GIVEN DATA
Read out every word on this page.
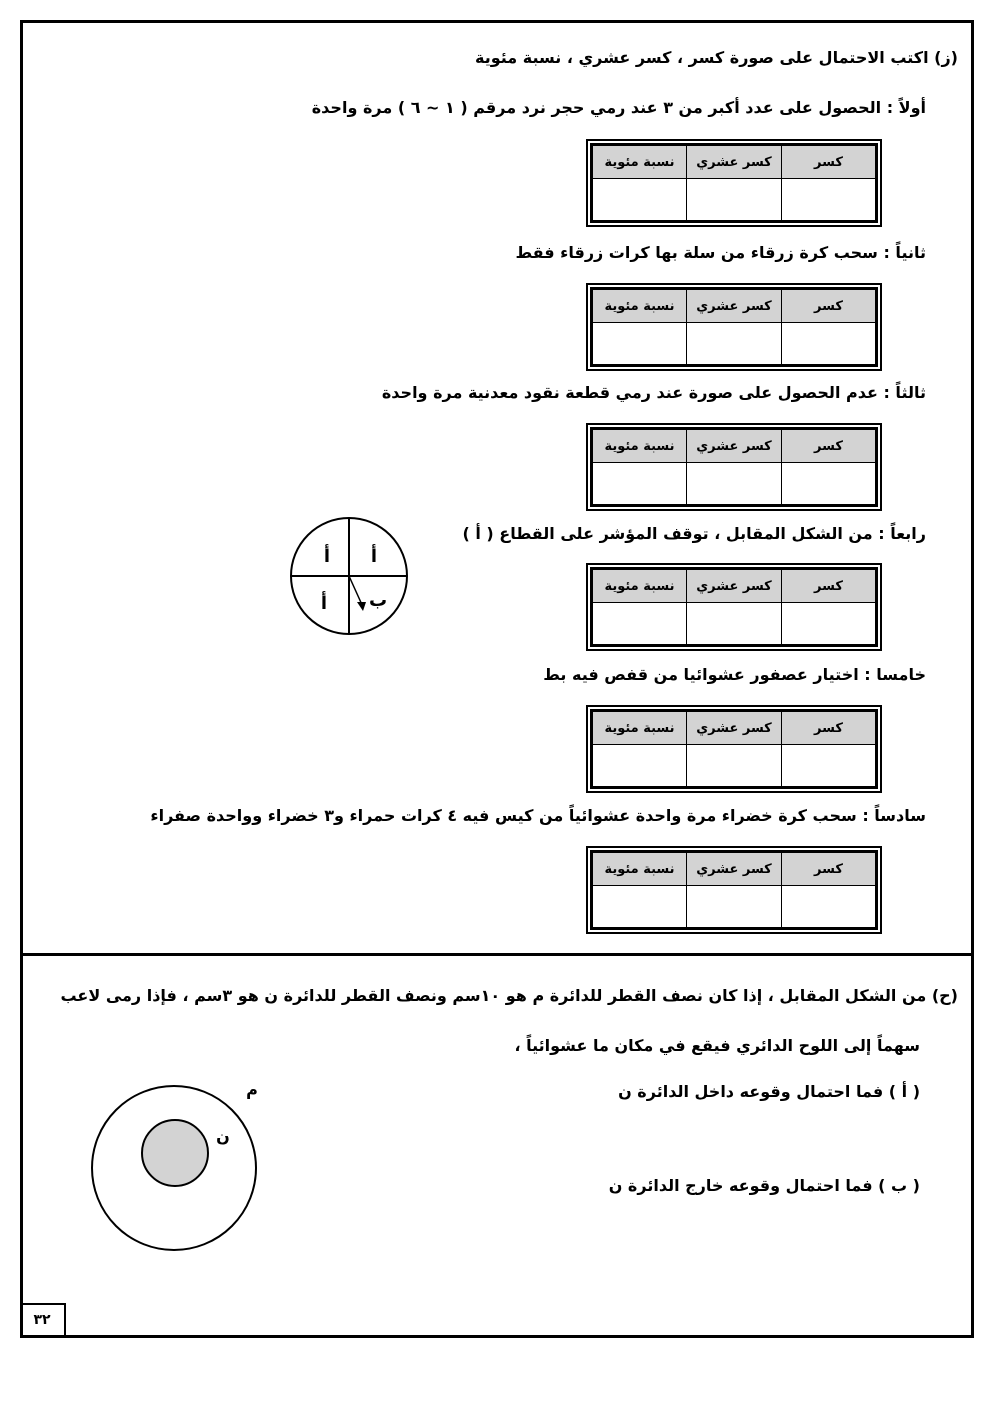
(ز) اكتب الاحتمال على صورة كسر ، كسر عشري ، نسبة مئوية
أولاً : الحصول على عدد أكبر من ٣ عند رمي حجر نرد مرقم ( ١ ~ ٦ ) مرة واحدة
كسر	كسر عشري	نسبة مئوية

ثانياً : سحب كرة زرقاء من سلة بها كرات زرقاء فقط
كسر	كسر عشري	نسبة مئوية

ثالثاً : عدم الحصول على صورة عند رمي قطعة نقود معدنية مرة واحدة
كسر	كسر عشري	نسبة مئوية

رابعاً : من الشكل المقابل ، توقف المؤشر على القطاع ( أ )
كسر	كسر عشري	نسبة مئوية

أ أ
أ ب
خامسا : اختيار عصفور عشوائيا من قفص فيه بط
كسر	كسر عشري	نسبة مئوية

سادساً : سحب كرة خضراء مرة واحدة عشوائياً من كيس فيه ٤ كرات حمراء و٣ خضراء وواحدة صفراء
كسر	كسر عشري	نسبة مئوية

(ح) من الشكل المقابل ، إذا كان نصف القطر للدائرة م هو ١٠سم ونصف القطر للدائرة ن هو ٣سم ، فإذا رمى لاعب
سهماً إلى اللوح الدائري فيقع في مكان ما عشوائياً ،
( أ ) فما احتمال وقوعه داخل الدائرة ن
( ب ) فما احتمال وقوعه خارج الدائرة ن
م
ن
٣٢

WHAT THE EXERCISE ASKS
Reproduce the whole listing exactly, but not the images in it.

TASK SOLUTION
Read out every word on this page.
(ز) اكتب الاحتمال على صورة كسر ، كسر عشري ، نسبة مئوية
أولاً : الحصول على عدد أكبر من ٣ عند رمي حجر نرد مرقم ( ١ ~ ٦ ) مرة واحدة
كسر	كسر عشري	نسبة مئوية

ثانياً : سحب كرة زرقاء من سلة بها كرات زرقاء فقط
كسر	كسر عشري	نسبة مئوية

ثالثاً : عدم الحصول على صورة عند رمي قطعة نقود معدنية مرة واحدة
كسر	كسر عشري	نسبة مئوية

رابعاً : من الشكل المقابل ، توقف المؤشر على القطاع ( أ )
كسر	كسر عشري	نسبة مئوية

أ أ
أ ب
خامسا : اختيار عصفور عشوائيا من قفص فيه بط
كسر	كسر عشري	نسبة مئوية

سادساً : سحب كرة خضراء مرة واحدة عشوائياً من كيس فيه ٤ كرات حمراء و٣ خضراء وواحدة صفراء
كسر	كسر عشري	نسبة مئوية

(ح) من الشكل المقابل ، إذا كان نصف القطر للدائرة م هو ١٠سم ونصف القطر للدائرة ن هو ٣سم ، فإذا رمى لاعب
سهماً إلى اللوح الدائري فيقع في مكان ما عشوائياً ،
( أ ) فما احتمال وقوعه داخل الدائرة ن
( ب ) فما احتمال وقوعه خارج الدائرة ن
م
ن
٣٢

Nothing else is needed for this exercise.